*Task prompt*
Quote the entries that follow exactly, leaving none out.

*Entries shown*

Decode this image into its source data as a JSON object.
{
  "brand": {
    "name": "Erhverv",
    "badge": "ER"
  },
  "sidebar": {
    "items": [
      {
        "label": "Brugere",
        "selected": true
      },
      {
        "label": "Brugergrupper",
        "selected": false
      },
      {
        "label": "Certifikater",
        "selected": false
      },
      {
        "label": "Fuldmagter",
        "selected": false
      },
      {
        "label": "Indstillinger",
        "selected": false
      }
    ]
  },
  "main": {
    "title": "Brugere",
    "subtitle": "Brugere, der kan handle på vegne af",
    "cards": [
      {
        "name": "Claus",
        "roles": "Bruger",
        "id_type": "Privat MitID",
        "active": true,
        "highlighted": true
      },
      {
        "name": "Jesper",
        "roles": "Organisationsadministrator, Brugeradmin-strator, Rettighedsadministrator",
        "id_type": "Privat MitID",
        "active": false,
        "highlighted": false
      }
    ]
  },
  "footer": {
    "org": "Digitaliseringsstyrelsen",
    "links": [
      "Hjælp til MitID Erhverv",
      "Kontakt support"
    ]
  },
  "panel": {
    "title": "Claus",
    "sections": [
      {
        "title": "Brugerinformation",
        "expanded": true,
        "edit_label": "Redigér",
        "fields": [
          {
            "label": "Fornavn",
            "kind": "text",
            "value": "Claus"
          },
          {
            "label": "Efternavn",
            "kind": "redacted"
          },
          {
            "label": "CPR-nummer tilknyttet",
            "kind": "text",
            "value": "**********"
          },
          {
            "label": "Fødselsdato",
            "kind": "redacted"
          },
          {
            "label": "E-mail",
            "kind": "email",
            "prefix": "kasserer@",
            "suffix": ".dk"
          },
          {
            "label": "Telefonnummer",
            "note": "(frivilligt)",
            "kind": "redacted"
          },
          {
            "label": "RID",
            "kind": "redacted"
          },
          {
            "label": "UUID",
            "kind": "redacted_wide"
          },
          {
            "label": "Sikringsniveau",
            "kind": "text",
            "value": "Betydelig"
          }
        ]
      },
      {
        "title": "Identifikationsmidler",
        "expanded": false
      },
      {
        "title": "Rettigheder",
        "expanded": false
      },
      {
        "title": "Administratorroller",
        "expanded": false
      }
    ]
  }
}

*Exercise output*
Decode this image into its source data as a JSON object.
{
  "brand": {
    "name": "Erhverv",
    "badge": "ER"
  },
  "sidebar": {
    "items": [
      {
        "label": "Brugere",
        "selected": true
      },
      {
        "label": "Brugergrupper",
        "selected": false
      },
      {
        "label": "Certifikater",
        "selected": false
      },
      {
        "label": "Fuldmagter",
        "selected": false
      },
      {
        "label": "Indstillinger",
        "selected": false
      }
    ]
  },
  "main": {
    "title": "Brugere",
    "subtitle": "Brugere, der kan handle på vegne af",
    "cards": [
      {
        "name": "Claus",
        "roles": "Bruger",
        "id_type": "Privat MitID",
        "active": true,
        "highlighted": true
      },
      {
        "name": "Jesper",
        "roles": "Organisationsadministrator, Brugeradmin-strator, Rettighedsadministrator",
        "id_type": "Privat MitID",
        "active": false,
        "highlighted": false
      }
    ]
  },
  "footer": {
    "org": "Digitaliseringsstyrelsen",
    "links": [
      "Hjælp til MitID Erhverv",
      "Kontakt support"
    ]
  },
  "panel": {
    "title": "Claus",
    "sections": [
      {
        "title": "Brugerinformation",
        "expanded": true,
        "edit_label": "Redigér",
        "fields": [
          {
            "label": "Fornavn",
            "kind": "text",
            "value": "Claus"
          },
          {
            "label": "Efternavn",
            "kind": "redacted"
          },
          {
            "label": "CPR-nummer tilknyttet",
            "kind": "text",
            "value": "**********"
          },
          {
            "label": "Fødselsdato",
            "kind": "redacted"
          },
          {
            "label": "E-mail",
            "kind": "email",
            "prefix": "kasserer@",
            "suffix": ".dk"
          },
          {
            "label": "Telefonnummer",
            "note": "(frivilligt)",
            "kind": "redacted"
          },
          {
            "label": "RID",
            "kind": "redacted"
          },
          {
            "label": "UUID",
            "kind": "redacted_wide"
          },
          {
            "label": "Sikringsniveau",
            "kind": "text",
            "value": "Betydelig"
          }
        ]
      },
      {
        "title": "Identifikationsmidler",
        "expanded": false
      },
      {
        "title": "Rettigheder",
        "expanded": false
      },
      {
        "title": "Administratorroller",
        "expanded": false
      }
    ]
  }
}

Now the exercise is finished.